__Work to do__
Format the lines below as a JSON list of strings, one string per line, leaving out blank lines and the pictures.

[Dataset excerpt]
_ _ _ _

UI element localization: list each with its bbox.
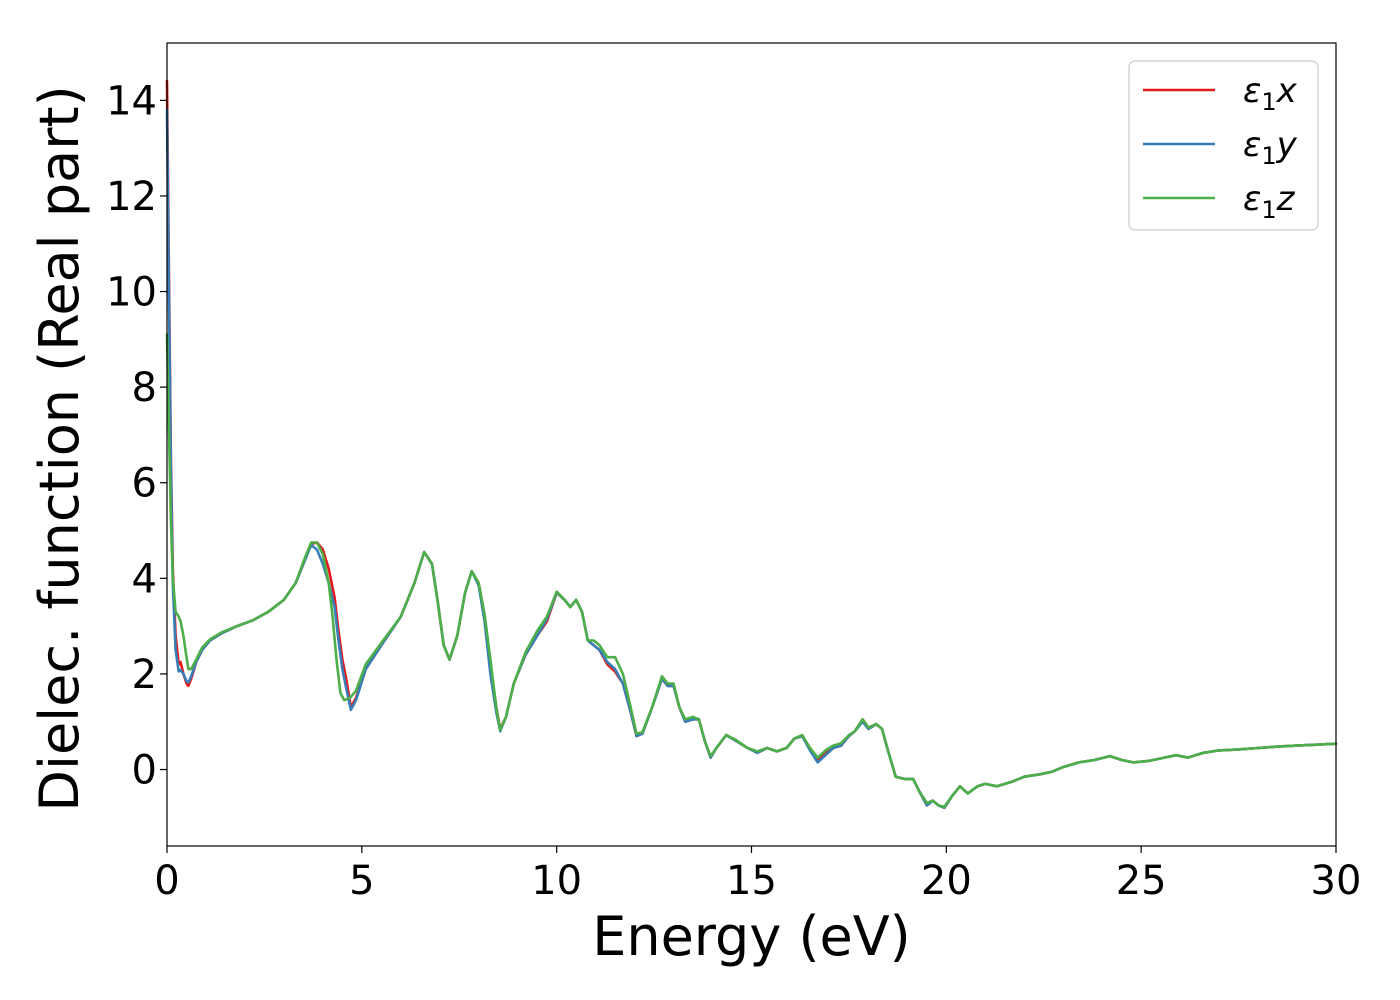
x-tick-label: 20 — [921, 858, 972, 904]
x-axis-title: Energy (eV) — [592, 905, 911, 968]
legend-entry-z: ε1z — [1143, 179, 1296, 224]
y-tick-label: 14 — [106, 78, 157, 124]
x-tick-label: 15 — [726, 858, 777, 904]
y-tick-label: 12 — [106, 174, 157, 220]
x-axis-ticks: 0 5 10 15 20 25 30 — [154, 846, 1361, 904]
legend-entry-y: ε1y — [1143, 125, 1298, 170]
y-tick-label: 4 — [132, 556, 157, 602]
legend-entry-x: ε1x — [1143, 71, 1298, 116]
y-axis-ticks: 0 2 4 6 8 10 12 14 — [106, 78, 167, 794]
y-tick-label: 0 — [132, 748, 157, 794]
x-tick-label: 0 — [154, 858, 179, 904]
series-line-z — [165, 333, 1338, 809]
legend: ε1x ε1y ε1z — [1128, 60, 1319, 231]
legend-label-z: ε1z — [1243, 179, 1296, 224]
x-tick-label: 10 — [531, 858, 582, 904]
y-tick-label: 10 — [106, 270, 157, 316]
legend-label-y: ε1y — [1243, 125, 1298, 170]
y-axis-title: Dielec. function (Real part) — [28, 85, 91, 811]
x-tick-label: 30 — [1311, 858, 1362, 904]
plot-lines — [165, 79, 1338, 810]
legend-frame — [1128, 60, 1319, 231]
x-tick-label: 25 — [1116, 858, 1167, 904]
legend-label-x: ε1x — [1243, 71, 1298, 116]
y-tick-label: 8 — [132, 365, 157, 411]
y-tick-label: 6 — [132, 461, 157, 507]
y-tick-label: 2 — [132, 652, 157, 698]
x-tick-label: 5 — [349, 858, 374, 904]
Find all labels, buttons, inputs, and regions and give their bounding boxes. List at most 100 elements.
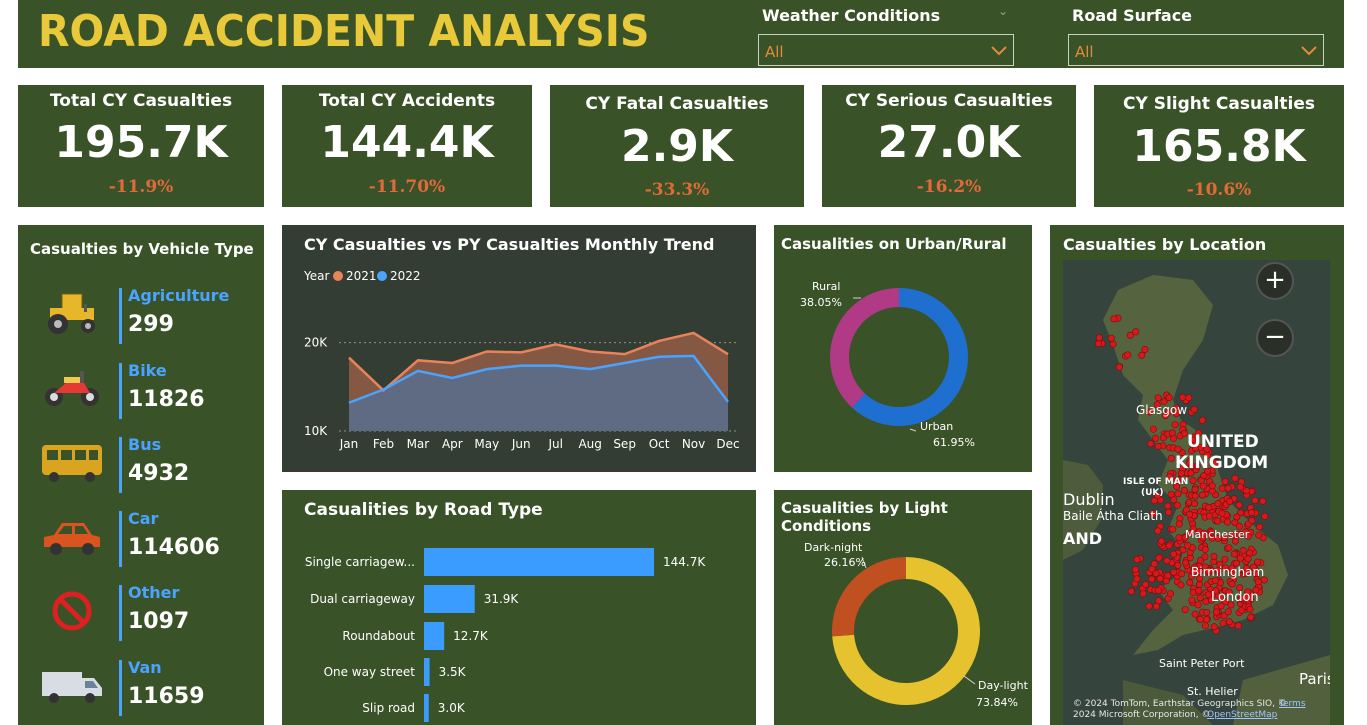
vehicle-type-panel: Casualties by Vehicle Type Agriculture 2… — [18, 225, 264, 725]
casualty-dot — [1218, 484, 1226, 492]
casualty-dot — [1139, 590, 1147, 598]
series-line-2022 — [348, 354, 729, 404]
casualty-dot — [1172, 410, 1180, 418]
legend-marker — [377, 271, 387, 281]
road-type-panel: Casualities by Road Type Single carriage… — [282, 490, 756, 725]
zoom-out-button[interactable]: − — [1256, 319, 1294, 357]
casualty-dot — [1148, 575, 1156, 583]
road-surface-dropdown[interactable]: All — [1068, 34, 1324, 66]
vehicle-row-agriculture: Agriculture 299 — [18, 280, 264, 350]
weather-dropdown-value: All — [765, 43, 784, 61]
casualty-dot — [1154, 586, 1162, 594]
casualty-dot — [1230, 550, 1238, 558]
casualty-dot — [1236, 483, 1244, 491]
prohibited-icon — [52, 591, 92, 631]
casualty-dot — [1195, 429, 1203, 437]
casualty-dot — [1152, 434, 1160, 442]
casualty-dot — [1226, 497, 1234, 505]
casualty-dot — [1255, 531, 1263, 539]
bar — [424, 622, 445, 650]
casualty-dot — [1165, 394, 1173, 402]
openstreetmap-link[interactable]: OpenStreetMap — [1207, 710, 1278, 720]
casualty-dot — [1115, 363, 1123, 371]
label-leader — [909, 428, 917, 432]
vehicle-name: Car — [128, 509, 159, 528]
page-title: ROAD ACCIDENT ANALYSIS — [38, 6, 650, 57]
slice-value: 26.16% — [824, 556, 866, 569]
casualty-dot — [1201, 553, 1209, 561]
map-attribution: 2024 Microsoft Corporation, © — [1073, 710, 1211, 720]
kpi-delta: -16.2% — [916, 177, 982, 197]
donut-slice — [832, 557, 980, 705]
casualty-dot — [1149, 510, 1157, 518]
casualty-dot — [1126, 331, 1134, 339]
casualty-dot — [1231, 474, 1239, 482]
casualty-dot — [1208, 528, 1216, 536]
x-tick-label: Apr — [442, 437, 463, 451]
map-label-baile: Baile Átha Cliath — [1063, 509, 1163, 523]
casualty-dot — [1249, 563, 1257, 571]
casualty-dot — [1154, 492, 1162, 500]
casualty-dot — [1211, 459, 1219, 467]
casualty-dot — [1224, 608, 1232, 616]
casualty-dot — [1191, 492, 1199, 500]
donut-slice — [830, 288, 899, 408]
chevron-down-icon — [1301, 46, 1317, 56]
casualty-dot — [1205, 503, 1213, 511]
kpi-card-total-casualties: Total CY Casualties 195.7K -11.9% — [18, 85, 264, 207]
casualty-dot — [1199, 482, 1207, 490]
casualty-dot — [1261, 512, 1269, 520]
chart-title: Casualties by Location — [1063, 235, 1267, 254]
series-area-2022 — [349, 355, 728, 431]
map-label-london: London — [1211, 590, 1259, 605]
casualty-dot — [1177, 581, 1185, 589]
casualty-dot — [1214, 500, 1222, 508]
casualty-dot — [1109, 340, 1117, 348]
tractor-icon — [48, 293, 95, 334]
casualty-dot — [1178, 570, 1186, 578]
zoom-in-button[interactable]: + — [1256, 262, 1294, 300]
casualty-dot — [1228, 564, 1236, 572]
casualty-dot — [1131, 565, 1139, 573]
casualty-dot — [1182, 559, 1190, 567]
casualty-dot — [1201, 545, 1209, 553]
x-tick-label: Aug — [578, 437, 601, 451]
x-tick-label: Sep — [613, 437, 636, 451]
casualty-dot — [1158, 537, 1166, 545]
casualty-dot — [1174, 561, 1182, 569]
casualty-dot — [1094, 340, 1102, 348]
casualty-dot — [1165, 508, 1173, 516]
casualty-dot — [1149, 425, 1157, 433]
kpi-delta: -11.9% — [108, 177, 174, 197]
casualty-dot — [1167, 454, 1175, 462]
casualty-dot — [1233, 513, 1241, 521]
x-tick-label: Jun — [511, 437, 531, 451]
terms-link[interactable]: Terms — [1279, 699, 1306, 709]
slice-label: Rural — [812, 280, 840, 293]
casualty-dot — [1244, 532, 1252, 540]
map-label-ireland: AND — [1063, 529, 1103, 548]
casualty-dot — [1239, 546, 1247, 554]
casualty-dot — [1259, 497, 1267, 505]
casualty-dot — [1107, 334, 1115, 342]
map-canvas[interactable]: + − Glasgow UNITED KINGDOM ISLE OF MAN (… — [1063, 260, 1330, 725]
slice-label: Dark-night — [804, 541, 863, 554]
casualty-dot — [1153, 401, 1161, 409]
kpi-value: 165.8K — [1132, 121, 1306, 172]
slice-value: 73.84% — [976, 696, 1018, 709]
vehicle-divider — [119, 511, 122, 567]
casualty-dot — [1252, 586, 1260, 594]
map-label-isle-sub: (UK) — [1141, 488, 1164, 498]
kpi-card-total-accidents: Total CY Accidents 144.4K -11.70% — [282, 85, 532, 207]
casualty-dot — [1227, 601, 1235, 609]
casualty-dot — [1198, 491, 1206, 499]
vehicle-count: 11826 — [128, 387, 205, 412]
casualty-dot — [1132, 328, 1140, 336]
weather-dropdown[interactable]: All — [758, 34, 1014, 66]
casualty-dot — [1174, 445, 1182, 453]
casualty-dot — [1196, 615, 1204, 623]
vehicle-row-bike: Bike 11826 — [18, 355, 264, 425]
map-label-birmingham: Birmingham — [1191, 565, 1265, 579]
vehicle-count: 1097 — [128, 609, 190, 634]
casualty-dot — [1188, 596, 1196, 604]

_ _ _ _

__Exercise output__
[
  "UI element localization: list each with its bbox.",
  "x-tick-label: 20 — [921, 858, 972, 904]",
  "x-axis-title: Energy (eV) — [592, 905, 911, 968]",
  "legend-entry-z: ε1z — [1143, 179, 1296, 224]",
  "y-tick-label: 14 — [106, 78, 157, 124]",
  "x-tick-label: 15 — [726, 858, 777, 904]",
  "y-tick-label: 12 — [106, 174, 157, 220]",
  "x-axis-ticks: 0 5 10 15 20 25 30 — [154, 846, 1361, 904]",
  "legend-entry-y: ε1y — [1143, 125, 1298, 170]",
  "y-tick-label: 4 — [132, 556, 157, 602]",
  "legend-entry-x: ε1x — [1143, 71, 1298, 116]",
  "y-axis-ticks: 0 2 4 6 8 10 12 14 — [106, 78, 167, 794]",
  "y-tick-label: 0 — [132, 748, 157, 794]",
  "x-tick-label: 0 — [154, 858, 179, 904]",
  "series-line-z — [165, 333, 1338, 809]",
  "legend: ε1x ε1y ε1z — [1128, 60, 1319, 231]",
  "legend-label-z: ε1z — [1243, 179, 1296, 224]",
  "x-tick-label: 10 — [531, 858, 582, 904]",
  "y-tick-label: 10 — [106, 270, 157, 316]",
  "legend-label-y: ε1y — [1243, 125, 1298, 170]",
  "y-axis-title: Dielec. function (Real part) — [28, 85, 91, 811]",
  "x-tick-label: 30 — [1311, 858, 1362, 904]",
  "plot-lines — [165, 79, 1338, 810]",
  "legend-frame — [1128, 60, 1319, 231]",
  "x-tick-label: 25 — [1116, 858, 1167, 904]",
  "legend-label-x: ε1x — [1243, 71, 1298, 116]",
  "y-tick-label: 8 — [132, 365, 157, 411]",
  "y-tick-label: 6 — [132, 461, 157, 507]",
  "y-tick-label: 2 — [132, 652, 157, 698]",
  "x-tick-label: 5 — [349, 858, 374, 904]",
  "Find all labels, buttons, inputs, and regions and give their bounding boxes. List at most 100 elements.",
  "vehicle-type-panel: Casualties by Vehicle Type Agriculture 2… — [18, 225, 264, 725]",
  "casualty-dot — [1218, 484, 1226, 492]",
  "casualty-dot — [1139, 590, 1147, 598]",
  "series-line-2022 — [348, 354, 729, 404]",
  "casualty-dot — [1172, 410, 1180, 418]",
  "legend-marker — [377, 271, 387, 281]",
  "road-type-panel: Casualities by Road Type Single carriage… — [282, 490, 756, 725]",
  "zoom-out-button[interactable]: − — [1256, 319, 1294, 357]",
  "casualty-dot — [1148, 575, 1156, 583]",
  "road-surface-dropdown[interactable]: All — [1068, 34, 1324, 66]",
  "vehicle-row-agriculture: Agriculture 299 — [18, 280, 264, 350]",
  "weather-dropdown-value: All — [765, 43, 784, 61]",
  "casualty-dot — [1154, 586, 1162, 594]",
  "casualty-dot — [1230, 550, 1238, 558]",
  "casualty-dot — [1236, 483, 1244, 491]",
  "prohibited-icon — [52, 591, 92, 631]",
  "casualty-dot — [1195, 429, 1203, 437]",
  "casualty-dot — [1152, 434, 1160, 442]",
  "casualty-dot — [1226, 497, 1234, 505]",
  "casualty-dot — [1255, 531, 1263, 539]",
  "bar — [424, 622, 445, 650]",
  "casualty-dot — [1165, 394, 1173, 402]",
  "openstreetmap-link[interactable]: OpenStreetMap — [1207, 710, 1278, 720]",
  "casualty-dot — [1115, 363, 1123, 371]",
  "label-leader — [909, 428, 917, 432]",
  "vehicle-name: Car — [128, 509, 159, 528]",
  "page-title: ROAD ACCIDENT ANALYSIS — [38, 6, 650, 57]",
  "slice-value: 26.16% — [824, 556, 866, 569]",
  "casualty-dot — [1201, 553, 1209, 561]",
  "map-attribution: 2024 Microsoft Corporation, © — [1073, 710, 1211, 720]",
  "kpi-delta: -16.2% — [916, 177, 982, 197]",
  "donut-slice — [832, 557, 980, 705]",
  "casualty-dot — [1149, 510, 1157, 518]",
  "casualty-dot — [1126, 331, 1134, 339]",
  "casualty-dot — [1231, 474, 1239, 482]",
  "casualty-dot — [1208, 528, 1216, 536]",
  "x-tick-label: Apr — [442, 437, 463, 451]",
  "map-label-baile: Baile Átha Cliath — [1063, 509, 1163, 523]",
  "casualty-dot — [1249, 563, 1257, 571]",
  "casualty-dot — [1154, 492, 1162, 500]",
  "casualty-dot — [1211, 459, 1219, 467]",
  "casualty-dot — [1224, 608, 1232, 616]",
  "casualty-dot — [1191, 492, 1199, 500]",
  "donut-slice — [830, 288, 899, 408]",
  "chevron-down-icon — [1301, 46, 1317, 56]",
  "casualty-dot — [1205, 503, 1213, 511]",
  "kpi-card-total-casualties: Total CY Casualties 195.7K -11.9% — [18, 85, 264, 207]",
  "casualty-dot — [1199, 482, 1207, 490]",
  "casualty-dot — [1261, 512, 1269, 520]",
  "chart-title: Casualties by Location — [1063, 235, 1267, 254]",
  "series-area-2022 — [349, 355, 728, 431]",
  "map-label-london: London — [1211, 590, 1259, 605]",
  "casualty-dot — [1177, 581, 1185, 589]",
  "casualty-dot — [1214, 500, 1222, 508]",
  "casualty-dot — [1109, 340, 1117, 348]",
  "tractor-icon — [48, 293, 95, 334]",
  "casualty-dot — [1178, 570, 1186, 578]",
  "zoom-in-button[interactable]: + — [1256, 262, 1294, 300]",
  "casualty-dot — [1228, 564, 1236, 572]",
  "casualty-dot — [1131, 565, 1139, 573]",
  "casualty-dot — [1182, 559, 1190, 567]",
  "casualty-dot — [1201, 545, 1209, 553]",
  "x-tick-label: Aug — [578, 437, 601, 451]",
  "x-tick-label: Sep — [613, 437, 636, 451]",
  "casualty-dot — [1158, 537, 1166, 545]",
  "casualty-dot — [1174, 561, 1182, 569]",
  "casualty-dot — [1094, 340, 1102, 348]",
  "casualty-dot — [1165, 508, 1173, 516]",
  "casualty-dot — [1149, 425, 1157, 433]",
  "kpi-delta: -11.9% — [108, 177, 174, 197]",
  "casualty-dot — [1167, 454, 1175, 462]",
  "casualty-dot — [1233, 513, 1241, 521]",
  "x-tick-label: Jun — [511, 437, 531, 451]",
  "terms-link[interactable]: Terms — [1279, 699, 1306, 709]",
  "slice-label: Rural — [812, 280, 840, 293]",
  "casualty-dot — [1244, 532, 1252, 540]",
  "map-label-ireland: AND — [1063, 529, 1103, 548]",
  "casualty-dot — [1239, 546, 1247, 554]",
  "casualty-dot — [1259, 497, 1267, 505]",
  "casualty-dot — [1107, 334, 1115, 342]",
  "map-canvas[interactable]: + − Glasgow UNITED KINGDOM ISLE OF MAN (… — [1063, 260, 1330, 725]",
  "slice-label: Dark-night — [804, 541, 863, 554]",
  "casualty-dot — [1153, 401, 1161, 409]",
  "kpi-value: 165.8K — [1132, 121, 1306, 172]",
  "slice-value: 73.84% — [976, 696, 1018, 709]",
  "vehicle-divider — [119, 511, 122, 567]",
  "casualty-dot — [1252, 586, 1260, 594]",
  "map-label-isle-sub: (UK) — [1141, 488, 1164, 498]",
  "kpi-card-total-accidents: Total CY Accidents 144.4K -11.70% — [282, 85, 532, 207]",
  "casualty-dot — [1227, 601, 1235, 609]",
  "casualty-dot — [1198, 491, 1206, 499]",
  "vehicle-count: 11826 — [128, 387, 205, 412]",
  "casualty-dot — [1132, 328, 1140, 336]",
  "weather-dropdown[interactable]: All — [758, 34, 1014, 66]",
  "casualty-dot — [1174, 445, 1182, 453]",
  "casualty-dot — [1196, 615, 1204, 623]",
  "vehicle-row-bike: Bike 11826 — [18, 355, 264, 425]",
  "map-label-birmingham: Birmingham — [1191, 565, 1265, 579]",
  "vehicle-count: 1097 — [128, 609, 190, 634]",
  "casualty-dot — [1188, 596, 1196, 604]"
]